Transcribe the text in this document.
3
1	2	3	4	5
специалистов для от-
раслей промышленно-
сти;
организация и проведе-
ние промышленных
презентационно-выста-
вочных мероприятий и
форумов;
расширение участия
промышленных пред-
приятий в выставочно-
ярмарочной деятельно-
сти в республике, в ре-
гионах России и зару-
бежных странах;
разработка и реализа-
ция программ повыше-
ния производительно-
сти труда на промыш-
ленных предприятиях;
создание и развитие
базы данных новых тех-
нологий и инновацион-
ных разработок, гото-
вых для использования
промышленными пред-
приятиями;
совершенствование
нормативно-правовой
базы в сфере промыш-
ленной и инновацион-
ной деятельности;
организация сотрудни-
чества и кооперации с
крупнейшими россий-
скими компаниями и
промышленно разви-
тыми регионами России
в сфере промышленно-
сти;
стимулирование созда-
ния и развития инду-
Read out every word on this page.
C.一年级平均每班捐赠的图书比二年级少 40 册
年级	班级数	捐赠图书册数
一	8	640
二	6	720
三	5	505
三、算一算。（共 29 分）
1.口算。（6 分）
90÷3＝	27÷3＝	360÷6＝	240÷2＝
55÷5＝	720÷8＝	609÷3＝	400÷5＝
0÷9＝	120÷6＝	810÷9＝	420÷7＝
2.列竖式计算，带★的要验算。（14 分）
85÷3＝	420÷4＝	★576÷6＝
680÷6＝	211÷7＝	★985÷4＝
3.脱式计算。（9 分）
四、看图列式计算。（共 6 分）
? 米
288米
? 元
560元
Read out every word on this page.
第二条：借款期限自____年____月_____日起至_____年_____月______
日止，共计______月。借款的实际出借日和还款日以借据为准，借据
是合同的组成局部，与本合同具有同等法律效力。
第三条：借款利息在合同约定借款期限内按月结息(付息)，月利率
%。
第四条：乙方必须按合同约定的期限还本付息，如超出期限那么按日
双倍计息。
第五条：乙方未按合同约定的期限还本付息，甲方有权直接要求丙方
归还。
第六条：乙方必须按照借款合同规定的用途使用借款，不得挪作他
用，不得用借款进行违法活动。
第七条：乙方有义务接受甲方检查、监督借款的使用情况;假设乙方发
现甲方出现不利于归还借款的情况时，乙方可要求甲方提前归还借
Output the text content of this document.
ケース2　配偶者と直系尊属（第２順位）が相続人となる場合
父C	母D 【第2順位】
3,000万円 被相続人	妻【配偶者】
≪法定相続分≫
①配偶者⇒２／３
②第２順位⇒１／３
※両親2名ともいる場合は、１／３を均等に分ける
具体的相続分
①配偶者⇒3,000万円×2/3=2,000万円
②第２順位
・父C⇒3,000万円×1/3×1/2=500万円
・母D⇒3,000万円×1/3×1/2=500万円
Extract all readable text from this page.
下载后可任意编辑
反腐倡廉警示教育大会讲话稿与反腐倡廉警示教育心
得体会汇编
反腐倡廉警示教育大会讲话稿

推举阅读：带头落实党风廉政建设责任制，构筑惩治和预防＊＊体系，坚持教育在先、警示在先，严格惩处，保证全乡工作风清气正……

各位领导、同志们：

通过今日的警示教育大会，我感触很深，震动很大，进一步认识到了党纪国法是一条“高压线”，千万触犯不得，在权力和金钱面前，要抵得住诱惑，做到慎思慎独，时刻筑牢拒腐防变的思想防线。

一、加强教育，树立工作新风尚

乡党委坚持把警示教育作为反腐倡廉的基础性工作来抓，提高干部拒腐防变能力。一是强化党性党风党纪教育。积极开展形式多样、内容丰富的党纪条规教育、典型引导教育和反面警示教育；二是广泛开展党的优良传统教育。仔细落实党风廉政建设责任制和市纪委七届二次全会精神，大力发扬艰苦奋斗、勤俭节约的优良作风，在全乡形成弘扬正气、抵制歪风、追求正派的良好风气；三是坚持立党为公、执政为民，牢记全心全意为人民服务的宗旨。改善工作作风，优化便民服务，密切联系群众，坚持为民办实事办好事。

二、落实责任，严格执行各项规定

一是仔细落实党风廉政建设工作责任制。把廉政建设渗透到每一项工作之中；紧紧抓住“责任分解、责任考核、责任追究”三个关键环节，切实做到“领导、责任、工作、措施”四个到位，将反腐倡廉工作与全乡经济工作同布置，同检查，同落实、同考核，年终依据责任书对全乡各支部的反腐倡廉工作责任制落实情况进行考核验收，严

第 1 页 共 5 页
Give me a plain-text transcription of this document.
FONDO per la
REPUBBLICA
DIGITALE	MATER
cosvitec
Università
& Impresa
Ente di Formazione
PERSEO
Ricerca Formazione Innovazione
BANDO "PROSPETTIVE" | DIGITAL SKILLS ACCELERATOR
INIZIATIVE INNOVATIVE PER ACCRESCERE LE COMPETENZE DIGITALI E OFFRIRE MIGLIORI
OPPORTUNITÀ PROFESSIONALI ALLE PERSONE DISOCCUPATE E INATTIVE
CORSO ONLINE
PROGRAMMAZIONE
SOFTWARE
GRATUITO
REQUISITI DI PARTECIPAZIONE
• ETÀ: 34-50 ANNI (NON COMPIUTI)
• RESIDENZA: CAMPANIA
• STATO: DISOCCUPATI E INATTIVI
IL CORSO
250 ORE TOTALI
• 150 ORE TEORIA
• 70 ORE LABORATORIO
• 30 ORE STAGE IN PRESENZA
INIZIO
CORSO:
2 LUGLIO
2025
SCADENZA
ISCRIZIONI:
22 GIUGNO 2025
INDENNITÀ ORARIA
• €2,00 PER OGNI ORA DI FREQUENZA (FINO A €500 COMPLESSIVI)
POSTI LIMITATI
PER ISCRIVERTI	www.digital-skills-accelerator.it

*****

**TASK DIRECTIONS:** Pull every line containing "России" from the material above.

**IN RESPONSE:**
гионах России и зару-
тыми регионами России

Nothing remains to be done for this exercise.